> **Directions**: How many lines of the data hold the word "Allocated"? State the number and nothing else.

> **Dataset rows**:
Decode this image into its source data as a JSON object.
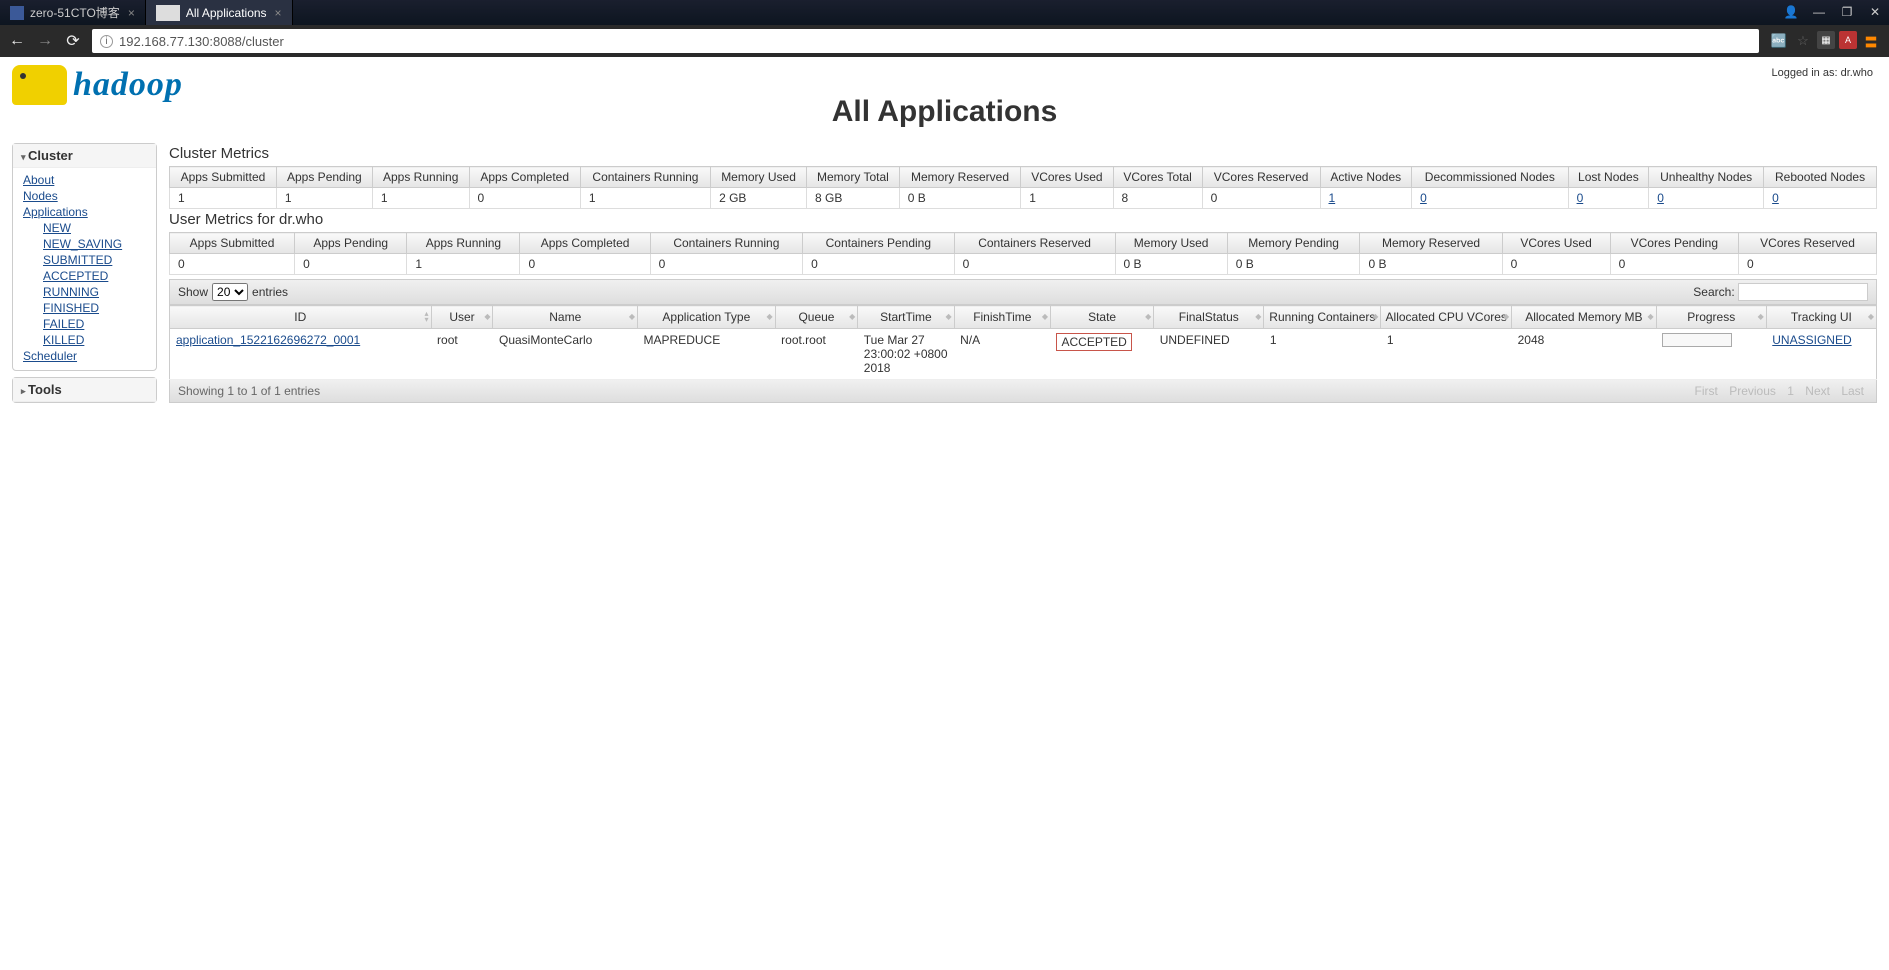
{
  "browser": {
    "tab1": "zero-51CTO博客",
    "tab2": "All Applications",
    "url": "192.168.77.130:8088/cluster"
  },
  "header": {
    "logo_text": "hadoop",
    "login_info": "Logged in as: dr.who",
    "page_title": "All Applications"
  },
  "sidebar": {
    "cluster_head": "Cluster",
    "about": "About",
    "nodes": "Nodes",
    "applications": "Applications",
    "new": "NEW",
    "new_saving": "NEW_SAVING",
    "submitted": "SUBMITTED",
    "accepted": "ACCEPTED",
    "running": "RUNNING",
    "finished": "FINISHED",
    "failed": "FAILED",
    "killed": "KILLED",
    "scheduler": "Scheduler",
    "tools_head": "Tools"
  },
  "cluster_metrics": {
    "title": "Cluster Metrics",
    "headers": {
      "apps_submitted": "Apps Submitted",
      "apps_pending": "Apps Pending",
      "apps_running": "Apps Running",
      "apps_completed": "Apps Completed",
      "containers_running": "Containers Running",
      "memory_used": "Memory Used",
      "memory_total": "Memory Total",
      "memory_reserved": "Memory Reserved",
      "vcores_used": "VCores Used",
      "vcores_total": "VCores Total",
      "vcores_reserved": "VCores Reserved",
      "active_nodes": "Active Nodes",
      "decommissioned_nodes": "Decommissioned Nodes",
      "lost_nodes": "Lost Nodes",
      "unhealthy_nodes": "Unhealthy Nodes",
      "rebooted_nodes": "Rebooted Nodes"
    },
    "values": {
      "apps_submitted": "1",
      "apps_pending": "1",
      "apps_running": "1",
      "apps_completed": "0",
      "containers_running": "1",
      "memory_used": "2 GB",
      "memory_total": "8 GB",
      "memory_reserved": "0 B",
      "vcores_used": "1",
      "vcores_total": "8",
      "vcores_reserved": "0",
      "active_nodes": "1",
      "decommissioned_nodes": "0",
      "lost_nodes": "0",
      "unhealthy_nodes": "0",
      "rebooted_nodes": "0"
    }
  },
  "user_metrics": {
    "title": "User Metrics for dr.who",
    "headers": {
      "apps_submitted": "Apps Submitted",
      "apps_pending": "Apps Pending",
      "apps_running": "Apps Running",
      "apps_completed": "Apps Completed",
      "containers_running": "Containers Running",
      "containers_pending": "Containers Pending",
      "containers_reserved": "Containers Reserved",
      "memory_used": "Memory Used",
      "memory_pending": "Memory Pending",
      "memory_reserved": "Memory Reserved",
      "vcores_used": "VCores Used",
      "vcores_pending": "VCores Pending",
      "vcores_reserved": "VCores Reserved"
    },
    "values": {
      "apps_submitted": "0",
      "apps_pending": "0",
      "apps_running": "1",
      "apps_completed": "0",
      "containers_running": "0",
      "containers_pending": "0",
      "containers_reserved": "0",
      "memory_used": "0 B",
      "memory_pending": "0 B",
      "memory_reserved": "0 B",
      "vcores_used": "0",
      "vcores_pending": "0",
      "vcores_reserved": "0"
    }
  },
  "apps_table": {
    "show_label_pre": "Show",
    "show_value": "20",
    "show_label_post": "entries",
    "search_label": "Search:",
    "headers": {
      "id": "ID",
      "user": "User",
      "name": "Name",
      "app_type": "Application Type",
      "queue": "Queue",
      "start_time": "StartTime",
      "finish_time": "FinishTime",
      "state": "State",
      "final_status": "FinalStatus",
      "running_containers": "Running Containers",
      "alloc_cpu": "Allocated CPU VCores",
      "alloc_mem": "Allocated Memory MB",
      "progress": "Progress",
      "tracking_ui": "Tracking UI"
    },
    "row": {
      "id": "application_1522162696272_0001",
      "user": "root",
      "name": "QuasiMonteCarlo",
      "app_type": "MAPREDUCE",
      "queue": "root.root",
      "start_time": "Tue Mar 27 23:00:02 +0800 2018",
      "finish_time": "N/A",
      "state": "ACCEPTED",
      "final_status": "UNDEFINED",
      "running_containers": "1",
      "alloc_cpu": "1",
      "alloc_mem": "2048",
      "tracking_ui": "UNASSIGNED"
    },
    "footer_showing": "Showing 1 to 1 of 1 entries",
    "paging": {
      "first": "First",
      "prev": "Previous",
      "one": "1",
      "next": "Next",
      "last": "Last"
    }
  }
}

> **Complete response**: 2